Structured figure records
>> BEGIN
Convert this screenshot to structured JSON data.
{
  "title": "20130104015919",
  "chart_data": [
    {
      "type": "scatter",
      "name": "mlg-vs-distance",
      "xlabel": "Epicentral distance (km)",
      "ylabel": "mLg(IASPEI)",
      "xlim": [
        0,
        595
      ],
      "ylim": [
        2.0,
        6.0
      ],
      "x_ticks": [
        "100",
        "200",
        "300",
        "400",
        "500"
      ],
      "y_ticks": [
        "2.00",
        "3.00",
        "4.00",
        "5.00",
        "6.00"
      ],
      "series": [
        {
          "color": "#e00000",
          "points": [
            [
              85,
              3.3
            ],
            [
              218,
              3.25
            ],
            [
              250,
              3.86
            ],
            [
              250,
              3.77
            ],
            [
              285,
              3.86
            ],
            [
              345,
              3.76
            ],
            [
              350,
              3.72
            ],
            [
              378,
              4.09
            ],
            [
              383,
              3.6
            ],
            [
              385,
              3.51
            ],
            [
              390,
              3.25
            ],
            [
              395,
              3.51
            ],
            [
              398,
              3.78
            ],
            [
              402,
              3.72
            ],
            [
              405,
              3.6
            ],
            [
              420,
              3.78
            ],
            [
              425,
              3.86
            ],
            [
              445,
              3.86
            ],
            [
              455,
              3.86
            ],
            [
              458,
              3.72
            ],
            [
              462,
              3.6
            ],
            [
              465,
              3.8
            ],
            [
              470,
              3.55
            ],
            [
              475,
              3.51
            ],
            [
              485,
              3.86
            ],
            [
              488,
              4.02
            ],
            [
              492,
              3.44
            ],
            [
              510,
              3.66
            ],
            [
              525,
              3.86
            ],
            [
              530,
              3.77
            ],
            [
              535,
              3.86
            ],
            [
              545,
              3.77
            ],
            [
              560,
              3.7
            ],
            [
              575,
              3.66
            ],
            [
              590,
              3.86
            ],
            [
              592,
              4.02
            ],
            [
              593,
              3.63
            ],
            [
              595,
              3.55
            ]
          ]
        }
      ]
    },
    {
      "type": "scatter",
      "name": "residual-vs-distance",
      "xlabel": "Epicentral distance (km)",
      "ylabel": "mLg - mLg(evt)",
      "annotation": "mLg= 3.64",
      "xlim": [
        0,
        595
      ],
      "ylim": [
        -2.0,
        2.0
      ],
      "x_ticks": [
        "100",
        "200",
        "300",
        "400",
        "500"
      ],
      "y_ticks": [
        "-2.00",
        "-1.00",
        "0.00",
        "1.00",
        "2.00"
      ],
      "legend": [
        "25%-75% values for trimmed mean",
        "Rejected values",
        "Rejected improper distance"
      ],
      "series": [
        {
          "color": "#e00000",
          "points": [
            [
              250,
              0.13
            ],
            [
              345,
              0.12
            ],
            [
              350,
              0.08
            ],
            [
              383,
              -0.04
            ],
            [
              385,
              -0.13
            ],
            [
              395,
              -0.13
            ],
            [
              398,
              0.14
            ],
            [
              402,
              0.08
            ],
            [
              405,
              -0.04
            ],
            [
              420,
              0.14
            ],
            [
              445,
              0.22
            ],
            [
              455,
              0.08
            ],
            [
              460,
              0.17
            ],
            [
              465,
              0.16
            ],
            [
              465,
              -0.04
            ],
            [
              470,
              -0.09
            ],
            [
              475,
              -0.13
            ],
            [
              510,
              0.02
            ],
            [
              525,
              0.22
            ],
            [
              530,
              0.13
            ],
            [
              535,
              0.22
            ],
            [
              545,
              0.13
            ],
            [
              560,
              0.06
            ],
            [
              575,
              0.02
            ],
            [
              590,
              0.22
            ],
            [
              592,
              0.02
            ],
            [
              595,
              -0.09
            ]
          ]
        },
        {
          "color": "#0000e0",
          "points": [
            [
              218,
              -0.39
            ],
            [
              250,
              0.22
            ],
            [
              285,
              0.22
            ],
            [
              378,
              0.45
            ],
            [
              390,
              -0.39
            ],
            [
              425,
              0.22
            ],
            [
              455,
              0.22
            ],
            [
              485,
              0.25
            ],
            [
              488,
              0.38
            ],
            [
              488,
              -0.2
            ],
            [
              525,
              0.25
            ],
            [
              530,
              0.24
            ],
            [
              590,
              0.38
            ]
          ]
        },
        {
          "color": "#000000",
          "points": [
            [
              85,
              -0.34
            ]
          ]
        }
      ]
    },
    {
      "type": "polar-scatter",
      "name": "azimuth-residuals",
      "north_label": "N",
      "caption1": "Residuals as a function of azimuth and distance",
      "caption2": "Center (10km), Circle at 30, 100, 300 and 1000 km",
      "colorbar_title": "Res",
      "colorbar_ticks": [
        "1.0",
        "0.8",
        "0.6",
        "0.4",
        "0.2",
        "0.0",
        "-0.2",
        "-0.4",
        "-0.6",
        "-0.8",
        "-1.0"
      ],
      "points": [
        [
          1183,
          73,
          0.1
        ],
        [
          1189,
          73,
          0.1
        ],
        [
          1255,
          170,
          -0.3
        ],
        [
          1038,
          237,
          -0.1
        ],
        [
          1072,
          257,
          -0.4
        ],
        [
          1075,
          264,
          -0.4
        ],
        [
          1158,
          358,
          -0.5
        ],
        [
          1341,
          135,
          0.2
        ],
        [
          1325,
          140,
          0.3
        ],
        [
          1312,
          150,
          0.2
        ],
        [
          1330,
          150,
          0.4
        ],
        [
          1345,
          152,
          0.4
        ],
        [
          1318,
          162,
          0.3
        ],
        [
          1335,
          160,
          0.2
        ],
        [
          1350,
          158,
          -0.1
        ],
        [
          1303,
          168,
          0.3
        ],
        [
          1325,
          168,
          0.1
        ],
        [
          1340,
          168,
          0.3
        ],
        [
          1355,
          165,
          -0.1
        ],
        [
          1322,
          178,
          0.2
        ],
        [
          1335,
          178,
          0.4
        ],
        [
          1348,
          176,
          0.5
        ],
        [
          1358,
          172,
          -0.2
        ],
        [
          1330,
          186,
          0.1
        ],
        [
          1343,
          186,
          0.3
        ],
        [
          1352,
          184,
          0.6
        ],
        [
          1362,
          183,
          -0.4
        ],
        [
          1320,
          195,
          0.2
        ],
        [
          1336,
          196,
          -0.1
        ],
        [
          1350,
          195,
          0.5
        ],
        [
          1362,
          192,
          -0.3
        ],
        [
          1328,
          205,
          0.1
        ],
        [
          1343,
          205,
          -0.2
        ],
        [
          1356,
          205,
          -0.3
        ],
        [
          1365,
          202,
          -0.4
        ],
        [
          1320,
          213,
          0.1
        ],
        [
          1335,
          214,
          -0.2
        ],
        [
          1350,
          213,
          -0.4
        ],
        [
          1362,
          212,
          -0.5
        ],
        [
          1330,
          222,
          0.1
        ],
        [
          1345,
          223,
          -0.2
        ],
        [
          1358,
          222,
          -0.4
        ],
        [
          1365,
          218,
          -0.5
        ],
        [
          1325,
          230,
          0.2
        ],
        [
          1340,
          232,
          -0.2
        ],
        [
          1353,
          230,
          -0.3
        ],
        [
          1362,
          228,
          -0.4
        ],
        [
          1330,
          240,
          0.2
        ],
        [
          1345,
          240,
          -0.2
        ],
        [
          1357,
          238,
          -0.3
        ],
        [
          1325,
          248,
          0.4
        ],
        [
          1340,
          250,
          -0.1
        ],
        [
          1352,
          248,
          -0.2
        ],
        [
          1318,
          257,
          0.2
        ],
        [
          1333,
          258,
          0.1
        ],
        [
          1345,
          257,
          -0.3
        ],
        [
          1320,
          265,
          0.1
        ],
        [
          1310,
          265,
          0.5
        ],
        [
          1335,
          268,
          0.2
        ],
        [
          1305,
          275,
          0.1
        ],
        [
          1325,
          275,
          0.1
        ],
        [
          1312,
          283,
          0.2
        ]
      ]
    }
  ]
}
>> END
WHAT IS BEING ASKED: Return the entries in full, keeping every line exactly as it is.

TASK OUTPUT:
Convert this screenshot to structured JSON data.
{
  "title": "20130104015919",
  "chart_data": [
    {
      "type": "scatter",
      "name": "mlg-vs-distance",
      "xlabel": "Epicentral distance (km)",
      "ylabel": "mLg(IASPEI)",
      "xlim": [
        0,
        595
      ],
      "ylim": [
        2.0,
        6.0
      ],
      "x_ticks": [
        "100",
        "200",
        "300",
        "400",
        "500"
      ],
      "y_ticks": [
        "2.00",
        "3.00",
        "4.00",
        "5.00",
        "6.00"
      ],
      "series": [
        {
          "color": "#e00000",
          "points": [
            [
              85,
              3.3
            ],
            [
              218,
              3.25
            ],
            [
              250,
              3.86
            ],
            [
              250,
              3.77
            ],
            [
              285,
              3.86
            ],
            [
              345,
              3.76
            ],
            [
              350,
              3.72
            ],
            [
              378,
              4.09
            ],
            [
              383,
              3.6
            ],
            [
              385,
              3.51
            ],
            [
              390,
              3.25
            ],
            [
              395,
              3.51
            ],
            [
              398,
              3.78
            ],
            [
              402,
              3.72
            ],
            [
              405,
              3.6
            ],
            [
              420,
              3.78
            ],
            [
              425,
              3.86
            ],
            [
              445,
              3.86
            ],
            [
              455,
              3.86
            ],
            [
              458,
              3.72
            ],
            [
              462,
              3.6
            ],
            [
              465,
              3.8
            ],
            [
              470,
              3.55
            ],
            [
              475,
              3.51
            ],
            [
              485,
              3.86
            ],
            [
              488,
              4.02
            ],
            [
              492,
              3.44
            ],
            [
              510,
              3.66
            ],
            [
              525,
              3.86
            ],
            [
              530,
              3.77
            ],
            [
              535,
              3.86
            ],
            [
              545,
              3.77
            ],
            [
              560,
              3.7
            ],
            [
              575,
              3.66
            ],
            [
              590,
              3.86
            ],
            [
              592,
              4.02
            ],
            [
              593,
              3.63
            ],
            [
              595,
              3.55
            ]
          ]
        }
      ]
    },
    {
      "type": "scatter",
      "name": "residual-vs-distance",
      "xlabel": "Epicentral distance (km)",
      "ylabel": "mLg - mLg(evt)",
      "annotation": "mLg= 3.64",
      "xlim": [
        0,
        595
      ],
      "ylim": [
        -2.0,
        2.0
      ],
      "x_ticks": [
        "100",
        "200",
        "300",
        "400",
        "500"
      ],
      "y_ticks": [
        "-2.00",
        "-1.00",
        "0.00",
        "1.00",
        "2.00"
      ],
      "legend": [
        "25%-75% values for trimmed mean",
        "Rejected values",
        "Rejected improper distance"
      ],
      "series": [
        {
          "color": "#e00000",
          "points": [
            [
              250,
              0.13
            ],
            [
              345,
              0.12
            ],
            [
              350,
              0.08
            ],
            [
              383,
              -0.04
            ],
            [
              385,
              -0.13
            ],
            [
              395,
              -0.13
            ],
            [
              398,
              0.14
            ],
            [
              402,
              0.08
            ],
            [
              405,
              -0.04
            ],
            [
              420,
              0.14
            ],
            [
              445,
              0.22
            ],
            [
              455,
              0.08
            ],
            [
              460,
              0.17
            ],
            [
              465,
              0.16
            ],
            [
              465,
              -0.04
            ],
            [
              470,
              -0.09
            ],
            [
              475,
              -0.13
            ],
            [
              510,
              0.02
            ],
            [
              525,
              0.22
            ],
            [
              530,
              0.13
            ],
            [
              535,
              0.22
            ],
            [
              545,
              0.13
            ],
            [
              560,
              0.06
            ],
            [
              575,
              0.02
            ],
            [
              590,
              0.22
            ],
            [
              592,
              0.02
            ],
            [
              595,
              -0.09
            ]
          ]
        },
        {
          "color": "#0000e0",
          "points": [
            [
              218,
              -0.39
            ],
            [
              250,
              0.22
            ],
            [
              285,
              0.22
            ],
            [
              378,
              0.45
            ],
            [
              390,
              -0.39
            ],
            [
              425,
              0.22
            ],
            [
              455,
              0.22
            ],
            [
              485,
              0.25
            ],
            [
              488,
              0.38
            ],
            [
              488,
              -0.2
            ],
            [
              525,
              0.25
            ],
            [
              530,
              0.24
            ],
            [
              590,
              0.38
            ]
          ]
        },
        {
          "color": "#000000",
          "points": [
            [
              85,
              -0.34
            ]
          ]
        }
      ]
    },
    {
      "type": "polar-scatter",
      "name": "azimuth-residuals",
      "north_label": "N",
      "caption1": "Residuals as a function of azimuth and distance",
      "caption2": "Center (10km), Circle at 30, 100, 300 and 1000 km",
      "colorbar_title": "Res",
      "colorbar_ticks": [
        "1.0",
        "0.8",
        "0.6",
        "0.4",
        "0.2",
        "0.0",
        "-0.2",
        "-0.4",
        "-0.6",
        "-0.8",
        "-1.0"
      ],
      "points": [
        [
          1183,
          73,
          0.1
        ],
        [
          1189,
          73,
          0.1
        ],
        [
          1255,
          170,
          -0.3
        ],
        [
          1038,
          237,
          -0.1
        ],
        [
          1072,
          257,
          -0.4
        ],
        [
          1075,
          264,
          -0.4
        ],
        [
          1158,
          358,
          -0.5
        ],
        [
          1341,
          135,
          0.2
        ],
        [
          1325,
          140,
          0.3
        ],
        [
          1312,
          150,
          0.2
        ],
        [
          1330,
          150,
          0.4
        ],
        [
          1345,
          152,
          0.4
        ],
        [
          1318,
          162,
          0.3
        ],
        [
          1335,
          160,
          0.2
        ],
        [
          1350,
          158,
          -0.1
        ],
        [
          1303,
          168,
          0.3
        ],
        [
          1325,
          168,
          0.1
        ],
        [
          1340,
          168,
          0.3
        ],
        [
          1355,
          165,
          -0.1
        ],
        [
          1322,
          178,
          0.2
        ],
        [
          1335,
          178,
          0.4
        ],
        [
          1348,
          176,
          0.5
        ],
        [
          1358,
          172,
          -0.2
        ],
        [
          1330,
          186,
          0.1
        ],
        [
          1343,
          186,
          0.3
        ],
        [
          1352,
          184,
          0.6
        ],
        [
          1362,
          183,
          -0.4
        ],
        [
          1320,
          195,
          0.2
        ],
        [
          1336,
          196,
          -0.1
        ],
        [
          1350,
          195,
          0.5
        ],
        [
          1362,
          192,
          -0.3
        ],
        [
          1328,
          205,
          0.1
        ],
        [
          1343,
          205,
          -0.2
        ],
        [
          1356,
          205,
          -0.3
        ],
        [
          1365,
          202,
          -0.4
        ],
        [
          1320,
          213,
          0.1
        ],
        [
          1335,
          214,
          -0.2
        ],
        [
          1350,
          213,
          -0.4
        ],
        [
          1362,
          212,
          -0.5
        ],
        [
          1330,
          222,
          0.1
        ],
        [
          1345,
          223,
          -0.2
        ],
        [
          1358,
          222,
          -0.4
        ],
        [
          1365,
          218,
          -0.5
        ],
        [
          1325,
          230,
          0.2
        ],
        [
          1340,
          232,
          -0.2
        ],
        [
          1353,
          230,
          -0.3
        ],
        [
          1362,
          228,
          -0.4
        ],
        [
          1330,
          240,
          0.2
        ],
        [
          1345,
          240,
          -0.2
        ],
        [
          1357,
          238,
          -0.3
        ],
        [
          1325,
          248,
          0.4
        ],
        [
          1340,
          250,
          -0.1
        ],
        [
          1352,
          248,
          -0.2
        ],
        [
          1318,
          257,
          0.2
        ],
        [
          1333,
          258,
          0.1
        ],
        [
          1345,
          257,
          -0.3
        ],
        [
          1320,
          265,
          0.1
        ],
        [
          1310,
          265,
          0.5
        ],
        [
          1335,
          268,
          0.2
        ],
        [
          1305,
          275,
          0.1
        ],
        [
          1325,
          275,
          0.1
        ],
        [
          1312,
          283,
          0.2
        ]
      ]
    }
  ]
}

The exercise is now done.